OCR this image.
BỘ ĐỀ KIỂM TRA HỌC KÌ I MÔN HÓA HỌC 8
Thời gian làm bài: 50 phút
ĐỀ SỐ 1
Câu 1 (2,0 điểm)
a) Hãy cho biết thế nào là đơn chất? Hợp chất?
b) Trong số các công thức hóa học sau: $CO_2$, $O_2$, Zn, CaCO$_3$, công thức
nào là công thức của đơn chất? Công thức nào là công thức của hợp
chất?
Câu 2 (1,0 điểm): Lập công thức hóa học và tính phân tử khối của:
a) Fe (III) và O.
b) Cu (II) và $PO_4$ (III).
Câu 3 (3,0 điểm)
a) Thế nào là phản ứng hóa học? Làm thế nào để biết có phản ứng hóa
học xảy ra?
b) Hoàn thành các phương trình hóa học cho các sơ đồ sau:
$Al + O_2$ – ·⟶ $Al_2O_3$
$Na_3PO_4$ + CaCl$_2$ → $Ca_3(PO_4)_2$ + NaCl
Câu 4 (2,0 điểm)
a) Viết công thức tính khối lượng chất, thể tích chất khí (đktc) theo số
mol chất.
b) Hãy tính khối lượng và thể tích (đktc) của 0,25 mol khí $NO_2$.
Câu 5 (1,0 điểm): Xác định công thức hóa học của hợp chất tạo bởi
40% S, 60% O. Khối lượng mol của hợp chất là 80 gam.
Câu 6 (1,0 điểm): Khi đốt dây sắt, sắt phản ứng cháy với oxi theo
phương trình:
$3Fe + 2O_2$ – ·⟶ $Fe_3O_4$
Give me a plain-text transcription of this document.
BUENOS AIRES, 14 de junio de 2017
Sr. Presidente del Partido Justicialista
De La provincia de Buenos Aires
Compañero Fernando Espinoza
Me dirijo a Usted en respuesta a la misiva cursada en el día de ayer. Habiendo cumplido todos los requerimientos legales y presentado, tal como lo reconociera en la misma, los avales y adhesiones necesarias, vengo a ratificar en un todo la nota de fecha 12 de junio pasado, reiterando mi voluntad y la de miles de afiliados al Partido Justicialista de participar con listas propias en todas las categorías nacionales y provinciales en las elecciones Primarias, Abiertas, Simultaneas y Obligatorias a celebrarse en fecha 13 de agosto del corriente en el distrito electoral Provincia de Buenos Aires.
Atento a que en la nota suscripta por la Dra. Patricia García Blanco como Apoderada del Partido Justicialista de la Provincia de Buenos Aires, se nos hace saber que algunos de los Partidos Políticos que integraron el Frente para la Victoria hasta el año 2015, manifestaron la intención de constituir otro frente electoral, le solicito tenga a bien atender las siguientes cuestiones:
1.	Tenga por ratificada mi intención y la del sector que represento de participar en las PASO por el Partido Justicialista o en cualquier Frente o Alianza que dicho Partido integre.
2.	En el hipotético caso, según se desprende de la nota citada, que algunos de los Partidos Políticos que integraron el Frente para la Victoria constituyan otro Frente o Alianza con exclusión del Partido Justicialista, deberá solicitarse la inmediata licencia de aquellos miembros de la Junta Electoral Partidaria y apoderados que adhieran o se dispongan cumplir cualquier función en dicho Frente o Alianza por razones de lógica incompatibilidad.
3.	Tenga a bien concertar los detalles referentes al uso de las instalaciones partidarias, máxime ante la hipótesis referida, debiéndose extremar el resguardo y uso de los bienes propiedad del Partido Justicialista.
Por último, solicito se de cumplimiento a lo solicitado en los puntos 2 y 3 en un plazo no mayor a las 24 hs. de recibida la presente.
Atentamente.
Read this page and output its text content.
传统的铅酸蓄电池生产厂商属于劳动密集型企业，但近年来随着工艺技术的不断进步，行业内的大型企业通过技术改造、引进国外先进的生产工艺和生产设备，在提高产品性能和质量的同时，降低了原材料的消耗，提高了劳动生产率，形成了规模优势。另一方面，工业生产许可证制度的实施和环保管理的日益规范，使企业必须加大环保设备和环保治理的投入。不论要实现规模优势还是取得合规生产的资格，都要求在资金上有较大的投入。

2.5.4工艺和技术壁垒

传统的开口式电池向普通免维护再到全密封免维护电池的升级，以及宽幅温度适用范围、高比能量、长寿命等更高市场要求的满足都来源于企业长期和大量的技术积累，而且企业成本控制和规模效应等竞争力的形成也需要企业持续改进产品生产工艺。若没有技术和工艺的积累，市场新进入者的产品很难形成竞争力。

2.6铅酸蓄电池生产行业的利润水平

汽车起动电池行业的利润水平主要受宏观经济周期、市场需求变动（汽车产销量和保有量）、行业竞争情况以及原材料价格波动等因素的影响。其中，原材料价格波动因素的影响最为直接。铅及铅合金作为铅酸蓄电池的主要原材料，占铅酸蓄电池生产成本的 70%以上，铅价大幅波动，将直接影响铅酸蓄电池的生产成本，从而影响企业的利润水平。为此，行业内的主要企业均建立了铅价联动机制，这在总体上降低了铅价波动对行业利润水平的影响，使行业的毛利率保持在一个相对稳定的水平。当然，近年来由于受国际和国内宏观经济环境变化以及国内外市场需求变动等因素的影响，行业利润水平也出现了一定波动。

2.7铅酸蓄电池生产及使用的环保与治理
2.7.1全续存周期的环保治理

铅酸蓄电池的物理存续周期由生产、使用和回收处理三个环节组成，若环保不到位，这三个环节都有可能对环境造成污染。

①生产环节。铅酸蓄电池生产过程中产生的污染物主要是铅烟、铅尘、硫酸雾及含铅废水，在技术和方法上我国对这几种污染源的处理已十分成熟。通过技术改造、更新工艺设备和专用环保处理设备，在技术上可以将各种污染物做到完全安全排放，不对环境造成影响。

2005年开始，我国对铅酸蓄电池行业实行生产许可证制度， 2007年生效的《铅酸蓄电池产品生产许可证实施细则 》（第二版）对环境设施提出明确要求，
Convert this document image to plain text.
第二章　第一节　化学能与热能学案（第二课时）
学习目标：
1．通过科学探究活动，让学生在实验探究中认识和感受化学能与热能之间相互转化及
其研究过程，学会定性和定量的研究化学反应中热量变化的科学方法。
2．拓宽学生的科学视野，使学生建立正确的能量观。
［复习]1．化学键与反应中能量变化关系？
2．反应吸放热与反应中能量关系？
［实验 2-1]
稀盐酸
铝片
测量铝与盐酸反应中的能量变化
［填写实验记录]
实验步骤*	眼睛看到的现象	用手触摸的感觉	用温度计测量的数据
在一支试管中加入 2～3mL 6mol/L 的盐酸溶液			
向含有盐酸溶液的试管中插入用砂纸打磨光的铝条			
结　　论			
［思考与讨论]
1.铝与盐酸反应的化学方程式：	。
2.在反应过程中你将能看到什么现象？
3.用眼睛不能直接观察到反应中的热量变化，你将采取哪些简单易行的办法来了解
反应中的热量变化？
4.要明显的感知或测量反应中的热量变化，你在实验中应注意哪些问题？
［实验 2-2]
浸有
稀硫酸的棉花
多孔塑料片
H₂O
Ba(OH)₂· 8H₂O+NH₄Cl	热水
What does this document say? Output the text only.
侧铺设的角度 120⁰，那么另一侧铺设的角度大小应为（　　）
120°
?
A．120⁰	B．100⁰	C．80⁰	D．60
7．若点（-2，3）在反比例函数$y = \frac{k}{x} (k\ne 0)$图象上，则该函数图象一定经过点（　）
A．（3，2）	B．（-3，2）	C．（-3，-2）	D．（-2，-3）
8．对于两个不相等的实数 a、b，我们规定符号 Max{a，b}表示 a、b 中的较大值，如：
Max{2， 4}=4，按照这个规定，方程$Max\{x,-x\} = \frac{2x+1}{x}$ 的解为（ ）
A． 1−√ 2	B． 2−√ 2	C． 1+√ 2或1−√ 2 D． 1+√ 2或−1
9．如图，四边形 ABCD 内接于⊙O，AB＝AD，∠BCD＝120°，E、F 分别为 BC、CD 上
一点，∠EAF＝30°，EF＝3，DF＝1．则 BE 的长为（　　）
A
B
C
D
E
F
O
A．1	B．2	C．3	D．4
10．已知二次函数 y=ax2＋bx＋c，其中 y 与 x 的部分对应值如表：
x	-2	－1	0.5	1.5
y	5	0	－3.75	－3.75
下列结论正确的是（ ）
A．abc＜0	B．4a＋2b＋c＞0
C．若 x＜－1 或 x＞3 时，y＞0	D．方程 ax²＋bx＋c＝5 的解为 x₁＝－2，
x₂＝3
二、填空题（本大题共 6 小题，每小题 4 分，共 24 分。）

**PROBLEM TO WORK ON:**
From the line that contains "What does this" to the last line of the material above, repeat every line exactly, keeping both the first and the last.

**ANSWER BELOW:**
What does this document say? Output the text only.
侧铺设的角度 120⁰，那么另一侧铺设的角度大小应为（　　）
120°
?
A．120⁰	B．100⁰	C．80⁰	D．60
7．若点（-2，3）在反比例函数$y = \frac{k}{x} (k\ne 0)$图象上，则该函数图象一定经过点（　）
A．（3，2）	B．（-3，2）	C．（-3，-2）	D．（-2，-3）
8．对于两个不相等的实数 a、b，我们规定符号 Max{a，b}表示 a、b 中的较大值，如：
Max{2， 4}=4，按照这个规定，方程$Max\{x,-x\} = \frac{2x+1}{x}$ 的解为（ ）
A． 1−√ 2	B． 2−√ 2	C． 1+√ 2或1−√ 2 D． 1+√ 2或−1
9．如图，四边形 ABCD 内接于⊙O，AB＝AD，∠BCD＝120°，E、F 分别为 BC、CD 上
一点，∠EAF＝30°，EF＝3，DF＝1．则 BE 的长为（　　）
A
B
C
D
E
F
O
A．1	B．2	C．3	D．4
10．已知二次函数 y=ax2＋bx＋c，其中 y 与 x 的部分对应值如表：
x	-2	－1	0.5	1.5
y	5	0	－3.75	－3.75
下列结论正确的是（ ）
A．abc＜0	B．4a＋2b＋c＞0
C．若 x＜－1 或 x＞3 时，y＞0	D．方程 ax²＋bx＋c＝5 的解为 x₁＝－2，
x₂＝3
二、填空题（本大题共 6 小题，每小题 4 分，共 24 分。）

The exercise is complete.